▸ What you will do: Restate the data word for word and leave the images out.

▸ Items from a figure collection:
· · · ·

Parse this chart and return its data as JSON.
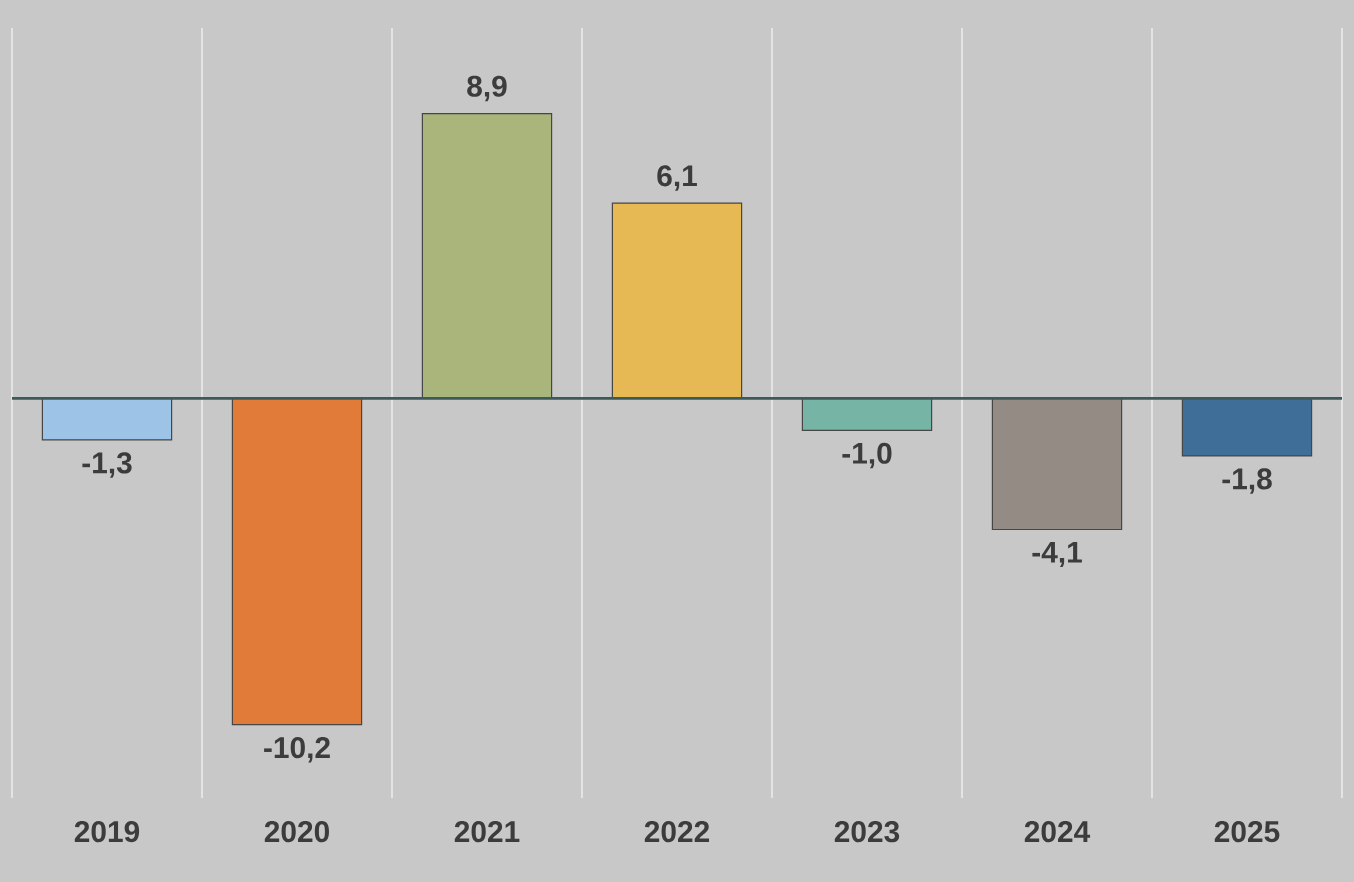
{
  "chart_data": {
    "type": "bar",
    "categories": [
      "2019",
      "2020",
      "2021",
      "2022",
      "2023",
      "2024",
      "2025"
    ],
    "values": [
      -1.3,
      -10.2,
      8.9,
      6.1,
      -1.0,
      -4.1,
      -1.8
    ],
    "colors": [
      "#9dc3e6",
      "#e07b39",
      "#a9b57a",
      "#e6b955",
      "#76b5a5",
      "#958b85",
      "#3f6e99"
    ],
    "value_labels": [
      "-1,3",
      "-10,2",
      "8,9",
      "6,1",
      "-1,0",
      "-4,1",
      "-1,8"
    ],
    "grid": "x"
  }
}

· · · ·

▸ Solved problem:
Parse this chart and return its data as JSON.
{
  "chart_data": {
    "type": "bar",
    "categories": [
      "2019",
      "2020",
      "2021",
      "2022",
      "2023",
      "2024",
      "2025"
    ],
    "values": [
      -1.3,
      -10.2,
      8.9,
      6.1,
      -1.0,
      -4.1,
      -1.8
    ],
    "colors": [
      "#9dc3e6",
      "#e07b39",
      "#a9b57a",
      "#e6b955",
      "#76b5a5",
      "#958b85",
      "#3f6e99"
    ],
    "value_labels": [
      "-1,3",
      "-10,2",
      "8,9",
      "6,1",
      "-1,0",
      "-4,1",
      "-1,8"
    ],
    "grid": "x"
  }
}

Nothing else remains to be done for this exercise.